▶ [DATA SECTION]:

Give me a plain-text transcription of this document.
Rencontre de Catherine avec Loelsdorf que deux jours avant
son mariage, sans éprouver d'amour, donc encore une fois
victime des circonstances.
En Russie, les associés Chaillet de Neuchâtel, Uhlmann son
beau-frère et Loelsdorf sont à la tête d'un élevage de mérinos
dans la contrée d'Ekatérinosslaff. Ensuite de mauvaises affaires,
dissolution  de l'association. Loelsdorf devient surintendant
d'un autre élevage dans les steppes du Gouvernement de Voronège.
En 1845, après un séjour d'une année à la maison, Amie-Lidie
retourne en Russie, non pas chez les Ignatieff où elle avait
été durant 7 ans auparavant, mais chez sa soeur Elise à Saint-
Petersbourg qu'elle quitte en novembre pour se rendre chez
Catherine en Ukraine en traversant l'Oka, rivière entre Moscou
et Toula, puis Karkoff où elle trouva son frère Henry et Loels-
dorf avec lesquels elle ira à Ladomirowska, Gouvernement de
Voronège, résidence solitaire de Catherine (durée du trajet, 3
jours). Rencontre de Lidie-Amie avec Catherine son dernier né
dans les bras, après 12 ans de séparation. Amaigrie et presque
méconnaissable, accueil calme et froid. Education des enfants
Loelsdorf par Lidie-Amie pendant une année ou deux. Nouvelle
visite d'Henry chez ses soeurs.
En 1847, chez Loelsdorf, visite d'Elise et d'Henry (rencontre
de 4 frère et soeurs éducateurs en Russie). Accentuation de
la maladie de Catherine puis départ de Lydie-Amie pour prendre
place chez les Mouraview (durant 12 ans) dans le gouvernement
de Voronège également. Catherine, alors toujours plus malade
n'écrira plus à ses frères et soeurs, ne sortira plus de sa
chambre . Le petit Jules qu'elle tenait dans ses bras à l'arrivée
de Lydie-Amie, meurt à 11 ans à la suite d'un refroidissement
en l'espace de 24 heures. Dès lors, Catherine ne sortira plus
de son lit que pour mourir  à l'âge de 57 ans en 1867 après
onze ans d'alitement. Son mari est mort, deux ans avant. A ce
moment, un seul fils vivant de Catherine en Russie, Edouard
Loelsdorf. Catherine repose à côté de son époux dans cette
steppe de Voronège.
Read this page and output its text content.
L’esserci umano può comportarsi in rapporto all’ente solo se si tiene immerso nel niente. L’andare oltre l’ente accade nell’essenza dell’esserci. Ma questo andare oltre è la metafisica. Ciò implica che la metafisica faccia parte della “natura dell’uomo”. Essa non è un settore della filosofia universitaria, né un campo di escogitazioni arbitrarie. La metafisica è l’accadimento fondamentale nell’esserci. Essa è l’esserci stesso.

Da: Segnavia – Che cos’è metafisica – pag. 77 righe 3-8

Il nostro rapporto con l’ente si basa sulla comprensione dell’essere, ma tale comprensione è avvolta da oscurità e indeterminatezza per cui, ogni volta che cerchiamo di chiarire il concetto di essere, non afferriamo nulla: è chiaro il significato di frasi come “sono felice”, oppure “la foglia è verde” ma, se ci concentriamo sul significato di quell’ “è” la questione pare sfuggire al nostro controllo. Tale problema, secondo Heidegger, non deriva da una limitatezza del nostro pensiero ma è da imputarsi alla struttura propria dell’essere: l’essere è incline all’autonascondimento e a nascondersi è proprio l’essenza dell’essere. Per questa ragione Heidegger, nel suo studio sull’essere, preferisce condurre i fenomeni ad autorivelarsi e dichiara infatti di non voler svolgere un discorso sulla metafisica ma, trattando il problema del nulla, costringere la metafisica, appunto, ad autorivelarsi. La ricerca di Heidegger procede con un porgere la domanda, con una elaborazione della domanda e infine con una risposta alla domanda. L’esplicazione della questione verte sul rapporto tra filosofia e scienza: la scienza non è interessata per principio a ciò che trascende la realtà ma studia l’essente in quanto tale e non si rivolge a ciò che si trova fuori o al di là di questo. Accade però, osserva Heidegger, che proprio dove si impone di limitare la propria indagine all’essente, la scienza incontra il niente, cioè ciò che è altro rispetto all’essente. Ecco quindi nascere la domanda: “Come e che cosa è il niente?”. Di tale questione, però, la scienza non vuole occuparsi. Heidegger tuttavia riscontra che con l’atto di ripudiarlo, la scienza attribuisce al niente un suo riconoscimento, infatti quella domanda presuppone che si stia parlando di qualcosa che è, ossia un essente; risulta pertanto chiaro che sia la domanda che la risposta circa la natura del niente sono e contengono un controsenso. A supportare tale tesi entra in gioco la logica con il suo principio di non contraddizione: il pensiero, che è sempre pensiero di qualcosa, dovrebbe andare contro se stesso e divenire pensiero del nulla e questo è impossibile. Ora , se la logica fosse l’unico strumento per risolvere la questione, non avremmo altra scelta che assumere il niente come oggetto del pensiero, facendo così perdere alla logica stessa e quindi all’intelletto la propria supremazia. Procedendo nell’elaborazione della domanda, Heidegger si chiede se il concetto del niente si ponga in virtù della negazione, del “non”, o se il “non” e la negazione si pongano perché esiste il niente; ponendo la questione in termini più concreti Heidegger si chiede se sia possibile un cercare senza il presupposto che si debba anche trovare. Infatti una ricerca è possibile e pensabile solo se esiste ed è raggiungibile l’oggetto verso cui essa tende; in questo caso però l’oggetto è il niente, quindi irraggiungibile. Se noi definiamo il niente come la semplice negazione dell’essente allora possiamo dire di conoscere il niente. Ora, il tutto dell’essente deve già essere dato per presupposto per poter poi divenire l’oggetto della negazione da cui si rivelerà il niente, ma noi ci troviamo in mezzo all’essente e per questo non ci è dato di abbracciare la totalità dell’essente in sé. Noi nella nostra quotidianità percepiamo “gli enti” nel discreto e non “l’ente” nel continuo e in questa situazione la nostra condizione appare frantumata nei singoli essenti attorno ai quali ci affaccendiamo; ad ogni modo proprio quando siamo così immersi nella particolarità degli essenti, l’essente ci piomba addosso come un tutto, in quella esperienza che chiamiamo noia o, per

▶ [STATED TASK]: Search the entries for the word "Voronège", then gather every line that has it.

▶ [EXERCISE OUTPUT]:
d'un autre élevage dans les steppes du Gouvernement de Voronège.
Voronège, résidence solitaire de Catherine (durée du trajet, 3
de Voronège également. Catherine, alors toujours plus malade
steppe de Voronège.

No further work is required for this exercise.